** Begin Data for this task **

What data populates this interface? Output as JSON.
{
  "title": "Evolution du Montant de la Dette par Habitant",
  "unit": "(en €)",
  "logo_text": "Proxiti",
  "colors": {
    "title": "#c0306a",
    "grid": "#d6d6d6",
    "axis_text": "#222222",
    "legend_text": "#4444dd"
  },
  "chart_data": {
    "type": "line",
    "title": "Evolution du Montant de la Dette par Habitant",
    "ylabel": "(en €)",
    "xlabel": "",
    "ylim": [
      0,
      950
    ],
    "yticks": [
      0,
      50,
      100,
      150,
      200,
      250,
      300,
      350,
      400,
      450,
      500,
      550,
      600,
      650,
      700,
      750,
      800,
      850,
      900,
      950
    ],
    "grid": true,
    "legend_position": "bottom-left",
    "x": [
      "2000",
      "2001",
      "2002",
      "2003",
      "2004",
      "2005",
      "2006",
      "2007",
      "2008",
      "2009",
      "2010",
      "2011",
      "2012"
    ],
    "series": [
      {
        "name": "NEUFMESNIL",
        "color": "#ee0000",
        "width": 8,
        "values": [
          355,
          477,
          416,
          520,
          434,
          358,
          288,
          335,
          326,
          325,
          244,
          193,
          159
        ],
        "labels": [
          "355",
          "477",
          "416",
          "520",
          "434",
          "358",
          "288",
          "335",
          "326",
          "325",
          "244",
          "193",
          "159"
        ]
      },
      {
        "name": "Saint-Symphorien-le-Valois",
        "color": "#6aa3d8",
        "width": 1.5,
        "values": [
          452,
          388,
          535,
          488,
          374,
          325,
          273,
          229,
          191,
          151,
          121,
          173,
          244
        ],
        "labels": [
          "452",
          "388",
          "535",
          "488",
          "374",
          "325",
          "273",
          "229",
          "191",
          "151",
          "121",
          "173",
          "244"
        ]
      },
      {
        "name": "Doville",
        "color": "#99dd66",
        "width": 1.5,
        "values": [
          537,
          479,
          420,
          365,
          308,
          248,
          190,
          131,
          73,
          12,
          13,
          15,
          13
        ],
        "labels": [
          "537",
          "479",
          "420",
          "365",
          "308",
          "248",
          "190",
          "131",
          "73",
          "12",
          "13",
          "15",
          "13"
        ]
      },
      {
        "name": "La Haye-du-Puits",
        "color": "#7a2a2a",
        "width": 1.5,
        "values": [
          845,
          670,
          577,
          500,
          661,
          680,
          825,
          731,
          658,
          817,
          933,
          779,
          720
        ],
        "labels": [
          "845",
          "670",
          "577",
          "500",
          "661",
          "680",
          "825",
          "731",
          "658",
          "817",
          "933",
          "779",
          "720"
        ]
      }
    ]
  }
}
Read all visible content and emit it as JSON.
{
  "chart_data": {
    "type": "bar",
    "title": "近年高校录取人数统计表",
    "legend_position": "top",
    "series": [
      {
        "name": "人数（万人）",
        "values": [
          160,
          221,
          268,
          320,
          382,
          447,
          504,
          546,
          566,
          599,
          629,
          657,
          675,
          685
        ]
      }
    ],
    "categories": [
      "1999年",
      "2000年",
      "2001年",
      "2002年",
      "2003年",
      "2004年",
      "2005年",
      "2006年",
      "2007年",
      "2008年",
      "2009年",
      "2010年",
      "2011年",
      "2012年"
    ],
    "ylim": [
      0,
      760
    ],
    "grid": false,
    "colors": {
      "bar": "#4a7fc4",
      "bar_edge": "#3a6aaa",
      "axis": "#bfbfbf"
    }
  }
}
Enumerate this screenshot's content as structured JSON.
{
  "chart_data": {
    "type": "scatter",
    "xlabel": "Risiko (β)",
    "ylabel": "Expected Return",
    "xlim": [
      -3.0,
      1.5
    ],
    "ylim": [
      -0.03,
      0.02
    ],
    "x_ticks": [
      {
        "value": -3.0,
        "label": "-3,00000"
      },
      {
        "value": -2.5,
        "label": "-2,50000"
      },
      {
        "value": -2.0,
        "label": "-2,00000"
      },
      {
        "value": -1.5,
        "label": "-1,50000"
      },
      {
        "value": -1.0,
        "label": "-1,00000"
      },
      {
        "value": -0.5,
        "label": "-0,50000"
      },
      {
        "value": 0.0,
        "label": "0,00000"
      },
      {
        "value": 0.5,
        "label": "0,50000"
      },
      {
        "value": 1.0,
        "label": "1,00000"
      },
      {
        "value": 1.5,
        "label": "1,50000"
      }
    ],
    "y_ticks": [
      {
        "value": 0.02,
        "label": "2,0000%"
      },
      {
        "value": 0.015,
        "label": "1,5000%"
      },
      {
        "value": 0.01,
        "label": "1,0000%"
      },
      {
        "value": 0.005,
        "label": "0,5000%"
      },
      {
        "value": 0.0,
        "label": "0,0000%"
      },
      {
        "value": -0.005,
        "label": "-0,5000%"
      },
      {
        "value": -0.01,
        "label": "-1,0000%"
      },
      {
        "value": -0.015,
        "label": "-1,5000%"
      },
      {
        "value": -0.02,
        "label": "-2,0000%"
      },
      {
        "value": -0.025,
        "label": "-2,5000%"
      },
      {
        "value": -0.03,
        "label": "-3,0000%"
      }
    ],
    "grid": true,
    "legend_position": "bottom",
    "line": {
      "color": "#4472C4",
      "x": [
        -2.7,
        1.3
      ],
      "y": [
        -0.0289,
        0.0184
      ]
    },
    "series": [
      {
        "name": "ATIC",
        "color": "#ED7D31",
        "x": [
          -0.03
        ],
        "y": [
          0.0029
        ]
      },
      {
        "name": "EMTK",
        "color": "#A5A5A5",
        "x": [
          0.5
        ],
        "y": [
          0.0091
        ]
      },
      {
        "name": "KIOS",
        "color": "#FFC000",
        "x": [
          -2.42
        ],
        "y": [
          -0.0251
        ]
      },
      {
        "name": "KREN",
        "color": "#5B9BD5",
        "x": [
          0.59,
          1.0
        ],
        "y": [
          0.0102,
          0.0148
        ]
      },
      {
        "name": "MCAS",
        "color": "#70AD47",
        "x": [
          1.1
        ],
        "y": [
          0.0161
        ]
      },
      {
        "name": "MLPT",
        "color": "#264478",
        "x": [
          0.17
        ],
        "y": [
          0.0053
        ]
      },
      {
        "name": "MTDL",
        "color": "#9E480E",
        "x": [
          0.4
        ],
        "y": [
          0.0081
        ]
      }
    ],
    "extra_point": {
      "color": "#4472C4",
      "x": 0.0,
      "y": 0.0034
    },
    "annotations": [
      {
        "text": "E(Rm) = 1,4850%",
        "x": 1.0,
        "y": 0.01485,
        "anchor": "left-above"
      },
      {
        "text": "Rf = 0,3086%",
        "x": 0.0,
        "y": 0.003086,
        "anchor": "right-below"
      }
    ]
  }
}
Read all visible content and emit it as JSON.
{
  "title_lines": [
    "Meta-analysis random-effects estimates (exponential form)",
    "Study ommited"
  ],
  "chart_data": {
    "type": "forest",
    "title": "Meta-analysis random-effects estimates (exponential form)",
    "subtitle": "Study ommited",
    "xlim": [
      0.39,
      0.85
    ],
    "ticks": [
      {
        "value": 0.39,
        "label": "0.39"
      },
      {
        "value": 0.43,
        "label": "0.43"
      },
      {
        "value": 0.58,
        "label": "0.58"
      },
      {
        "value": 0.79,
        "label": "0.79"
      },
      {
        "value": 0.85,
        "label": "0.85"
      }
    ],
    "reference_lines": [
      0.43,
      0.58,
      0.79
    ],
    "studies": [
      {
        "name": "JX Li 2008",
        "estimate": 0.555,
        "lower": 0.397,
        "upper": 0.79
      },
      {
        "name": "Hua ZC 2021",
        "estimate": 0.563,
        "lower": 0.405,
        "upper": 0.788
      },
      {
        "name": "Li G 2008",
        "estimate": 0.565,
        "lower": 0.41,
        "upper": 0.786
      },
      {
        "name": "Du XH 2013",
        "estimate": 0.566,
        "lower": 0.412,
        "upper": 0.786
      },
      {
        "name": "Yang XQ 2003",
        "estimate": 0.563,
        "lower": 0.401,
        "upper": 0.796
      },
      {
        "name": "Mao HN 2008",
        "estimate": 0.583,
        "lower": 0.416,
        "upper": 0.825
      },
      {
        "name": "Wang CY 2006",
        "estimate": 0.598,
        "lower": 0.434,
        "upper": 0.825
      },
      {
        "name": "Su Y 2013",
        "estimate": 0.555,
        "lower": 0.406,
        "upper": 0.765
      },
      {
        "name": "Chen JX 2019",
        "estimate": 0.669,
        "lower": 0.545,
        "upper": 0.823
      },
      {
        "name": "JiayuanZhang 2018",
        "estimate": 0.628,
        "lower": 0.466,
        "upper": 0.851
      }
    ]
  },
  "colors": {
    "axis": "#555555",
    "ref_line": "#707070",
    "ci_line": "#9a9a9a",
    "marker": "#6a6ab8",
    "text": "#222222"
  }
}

** End Data for this task **

#### Your instructions:
Search the preceding listing for the word "lower" and pull out every line that holds it.

#### Expected output:
        "lower": 0.397,
        "lower": 0.405,
        "lower": 0.41,
        "lower": 0.412,
        "lower": 0.401,
        "lower": 0.416,
        "lower": 0.434,
        "lower": 0.406,
        "lower": 0.545,
        "lower": 0.466,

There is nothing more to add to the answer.